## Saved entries
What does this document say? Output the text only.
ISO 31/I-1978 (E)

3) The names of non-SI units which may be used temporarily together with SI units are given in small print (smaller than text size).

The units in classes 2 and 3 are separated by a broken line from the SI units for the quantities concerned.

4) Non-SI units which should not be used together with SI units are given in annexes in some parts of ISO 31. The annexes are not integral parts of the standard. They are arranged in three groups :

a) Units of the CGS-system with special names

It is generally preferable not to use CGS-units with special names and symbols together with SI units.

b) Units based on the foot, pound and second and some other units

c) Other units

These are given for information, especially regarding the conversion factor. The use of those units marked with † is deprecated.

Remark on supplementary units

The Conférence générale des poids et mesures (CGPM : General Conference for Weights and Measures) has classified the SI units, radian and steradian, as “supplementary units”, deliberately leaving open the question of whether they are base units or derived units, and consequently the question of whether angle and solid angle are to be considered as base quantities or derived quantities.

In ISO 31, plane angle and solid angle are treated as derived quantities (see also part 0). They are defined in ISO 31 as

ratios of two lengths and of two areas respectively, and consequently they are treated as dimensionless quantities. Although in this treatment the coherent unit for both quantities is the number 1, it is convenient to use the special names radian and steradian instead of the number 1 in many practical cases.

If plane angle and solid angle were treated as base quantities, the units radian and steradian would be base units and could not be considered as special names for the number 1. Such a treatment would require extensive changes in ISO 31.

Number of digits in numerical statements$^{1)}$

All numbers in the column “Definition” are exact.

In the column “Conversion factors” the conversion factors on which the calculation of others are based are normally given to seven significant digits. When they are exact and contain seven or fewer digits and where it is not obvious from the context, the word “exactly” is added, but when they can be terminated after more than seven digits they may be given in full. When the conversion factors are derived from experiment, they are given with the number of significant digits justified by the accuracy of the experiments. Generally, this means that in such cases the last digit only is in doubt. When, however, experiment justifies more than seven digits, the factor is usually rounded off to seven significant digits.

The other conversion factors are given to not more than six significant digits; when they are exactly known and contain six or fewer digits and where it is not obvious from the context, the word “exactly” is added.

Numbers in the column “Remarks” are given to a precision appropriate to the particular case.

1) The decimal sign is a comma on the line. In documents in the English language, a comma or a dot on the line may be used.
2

## EXERCISE GOAL
Output the entries exactly.

## FINAL ANSWER
What does this document say? Output the text only.
ISO 31/I-1978 (E)

3) The names of non-SI units which may be used temporarily together with SI units are given in small print (smaller than text size).

The units in classes 2 and 3 are separated by a broken line from the SI units for the quantities concerned.

4) Non-SI units which should not be used together with SI units are given in annexes in some parts of ISO 31. The annexes are not integral parts of the standard. They are arranged in three groups :

a) Units of the CGS-system with special names

It is generally preferable not to use CGS-units with special names and symbols together with SI units.

b) Units based on the foot, pound and second and some other units

c) Other units

These are given for information, especially regarding the conversion factor. The use of those units marked with † is deprecated.

Remark on supplementary units

The Conférence générale des poids et mesures (CGPM : General Conference for Weights and Measures) has classified the SI units, radian and steradian, as “supplementary units”, deliberately leaving open the question of whether they are base units or derived units, and consequently the question of whether angle and solid angle are to be considered as base quantities or derived quantities.

In ISO 31, plane angle and solid angle are treated as derived quantities (see also part 0). They are defined in ISO 31 as

ratios of two lengths and of two areas respectively, and consequently they are treated as dimensionless quantities. Although in this treatment the coherent unit for both quantities is the number 1, it is convenient to use the special names radian and steradian instead of the number 1 in many practical cases.

If plane angle and solid angle were treated as base quantities, the units radian and steradian would be base units and could not be considered as special names for the number 1. Such a treatment would require extensive changes in ISO 31.

Number of digits in numerical statements$^{1)}$

All numbers in the column “Definition” are exact.

In the column “Conversion factors” the conversion factors on which the calculation of others are based are normally given to seven significant digits. When they are exact and contain seven or fewer digits and where it is not obvious from the context, the word “exactly” is added, but when they can be terminated after more than seven digits they may be given in full. When the conversion factors are derived from experiment, they are given with the number of significant digits justified by the accuracy of the experiments. Generally, this means that in such cases the last digit only is in doubt. When, however, experiment justifies more than seven digits, the factor is usually rounded off to seven significant digits.

The other conversion factors are given to not more than six significant digits; when they are exactly known and contain six or fewer digits and where it is not obvious from the context, the word “exactly” is added.

Numbers in the column “Remarks” are given to a precision appropriate to the particular case.

1) The decimal sign is a comma on the line. In documents in the English language, a comma or a dot on the line may be used.
2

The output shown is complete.